--- START Source data ---

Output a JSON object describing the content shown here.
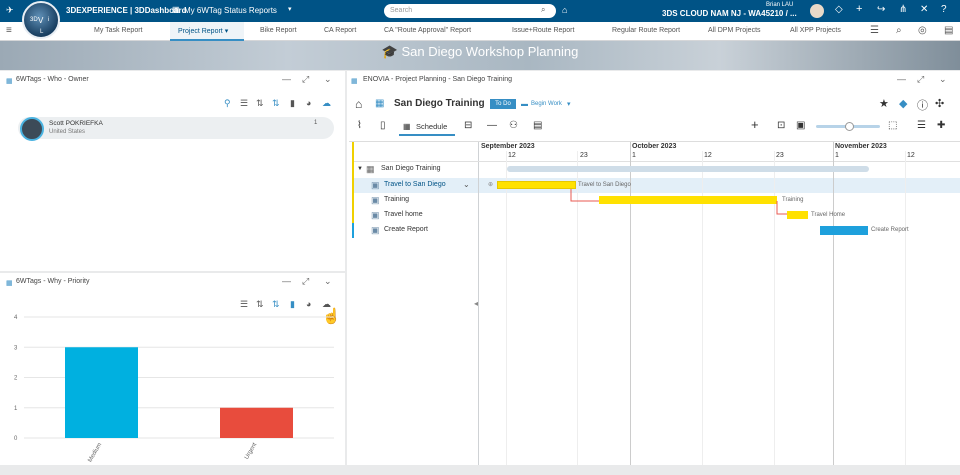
{
  "topbar": {
    "brand": "3DEXPERIENCE | 3DDashboard",
    "dashboard": "My 6WTag Status Reports",
    "search_placeholder": "Search",
    "cloud": "3DS CLOUD NAM NJ - WA45210 / ...",
    "user": "Brian LAU",
    "compass_labels": [
      "3D",
      "V",
      "i",
      "L"
    ]
  },
  "tabs": [
    "My Task Report",
    "Project Report",
    "Bike Report",
    "CA Report",
    "CA \"Route Approval\" Report",
    "Issue+Route Report",
    "Regular Route Report",
    "All DPM Projects",
    "All XPP Projects"
  ],
  "banner": {
    "title": "San Diego Workshop Planning"
  },
  "who": {
    "title": "6WTags - Who - Owner",
    "name": "Scott POKRIEFKA",
    "country": "United States",
    "count": "1"
  },
  "why": {
    "title": "6WTags - Why - Priority"
  },
  "chart_data": {
    "type": "bar",
    "categories": [
      "Medium",
      "Urgent"
    ],
    "values": [
      3,
      1
    ],
    "colors": [
      "#00b0e0",
      "#e84c3d"
    ],
    "yticks": [
      "4",
      "3",
      "2",
      "1",
      "0"
    ],
    "ylim": [
      0,
      4
    ]
  },
  "project": {
    "title": "ENOVIA - Project Planning - San Diego Training",
    "name": "San Diego Training",
    "status": "To Do",
    "action": "Begin Work",
    "tab": "Schedule"
  },
  "gantt": {
    "months": [
      "September 2023",
      "October 2023",
      "November 2023"
    ],
    "days": [
      "12",
      "23",
      "1",
      "12",
      "23",
      "1",
      "12"
    ],
    "rows": [
      {
        "label": "San Diego Training",
        "bar_label": ""
      },
      {
        "label": "Travel to San Diego",
        "bar_label": "Travel to San Diego"
      },
      {
        "label": "Training",
        "bar_label": "Training"
      },
      {
        "label": "Travel home",
        "bar_label": "Travel Home"
      },
      {
        "label": "Create Report",
        "bar_label": "Create Report"
      }
    ]
  }
}
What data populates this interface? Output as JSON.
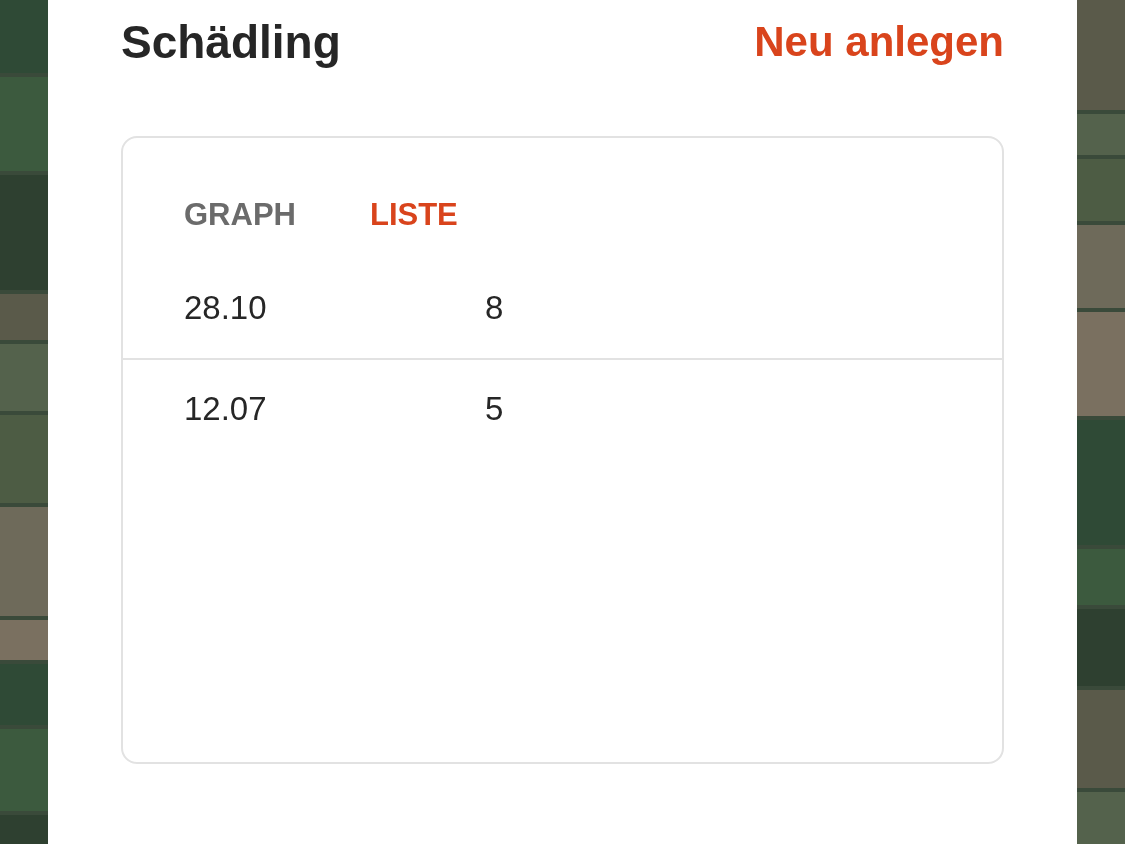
{
  "header": {
    "title": "Schädling",
    "action": "Neu anlegen"
  },
  "tabs": [
    {
      "label": "GRAPH",
      "selected": false
    },
    {
      "label": "LISTE",
      "selected": true
    }
  ],
  "rows": [
    {
      "date": "28.10",
      "value": "8"
    },
    {
      "date": "12.07",
      "value": "5"
    }
  ]
}
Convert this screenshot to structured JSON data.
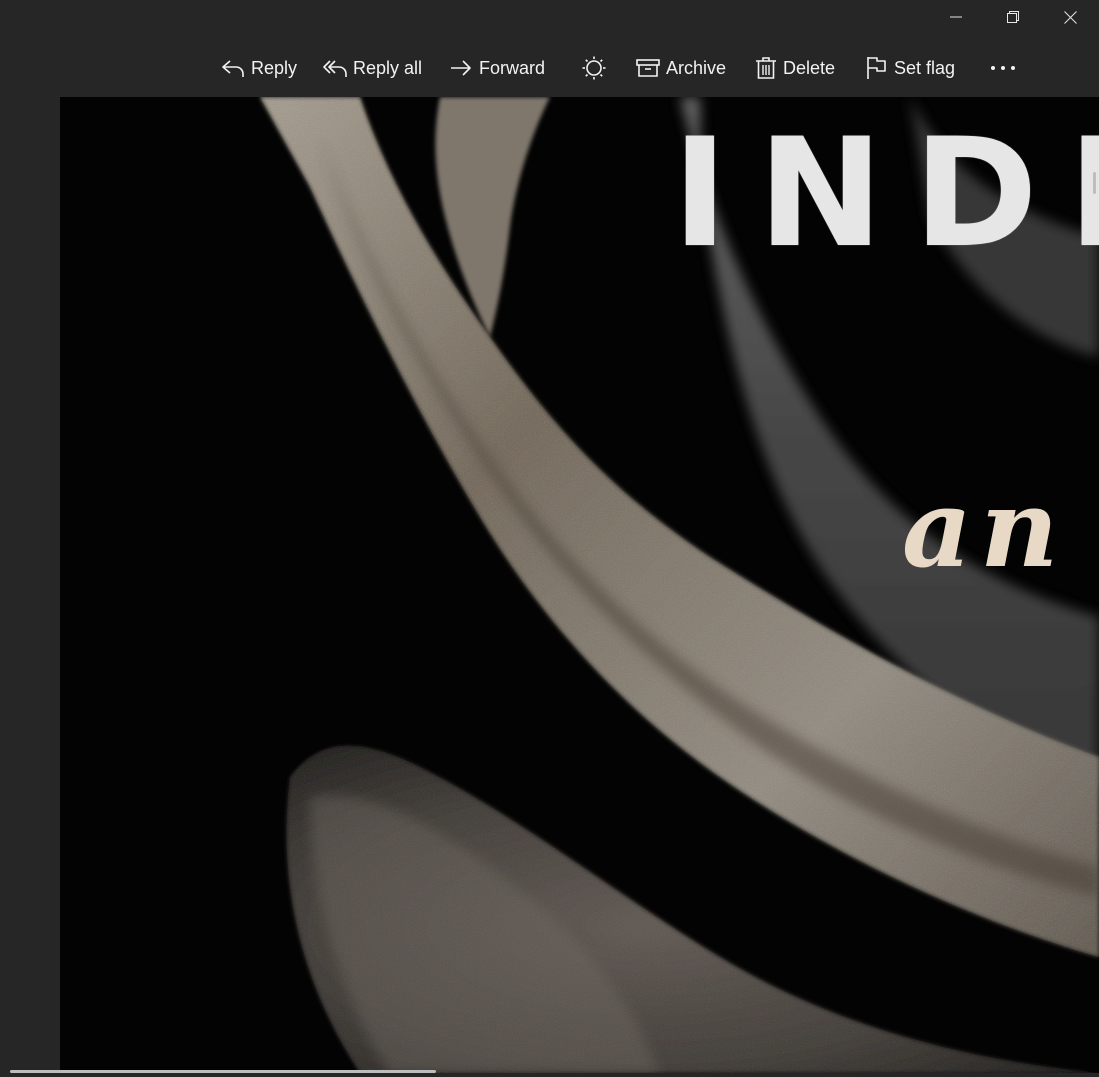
{
  "window": {
    "controls": [
      "minimize",
      "restore",
      "close"
    ]
  },
  "toolbar": {
    "reply_label": "Reply",
    "reply_all_label": "Reply all",
    "forward_label": "Forward",
    "archive_label": "Archive",
    "delete_label": "Delete",
    "set_flag_label": "Set flag"
  },
  "content": {
    "title_fragment": "INDI",
    "subtitle_fragment": "an"
  },
  "colors": {
    "background": "#262626",
    "toolbar_text": "#f2f2f2",
    "title_text": "#e6e6e6",
    "subtitle_text": "#e8d9c6"
  }
}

--- END Source data ---

Exercise requirements:
Determine the number of lines in these entries that contain the word "this", and write only that number.

Finished exercise:
2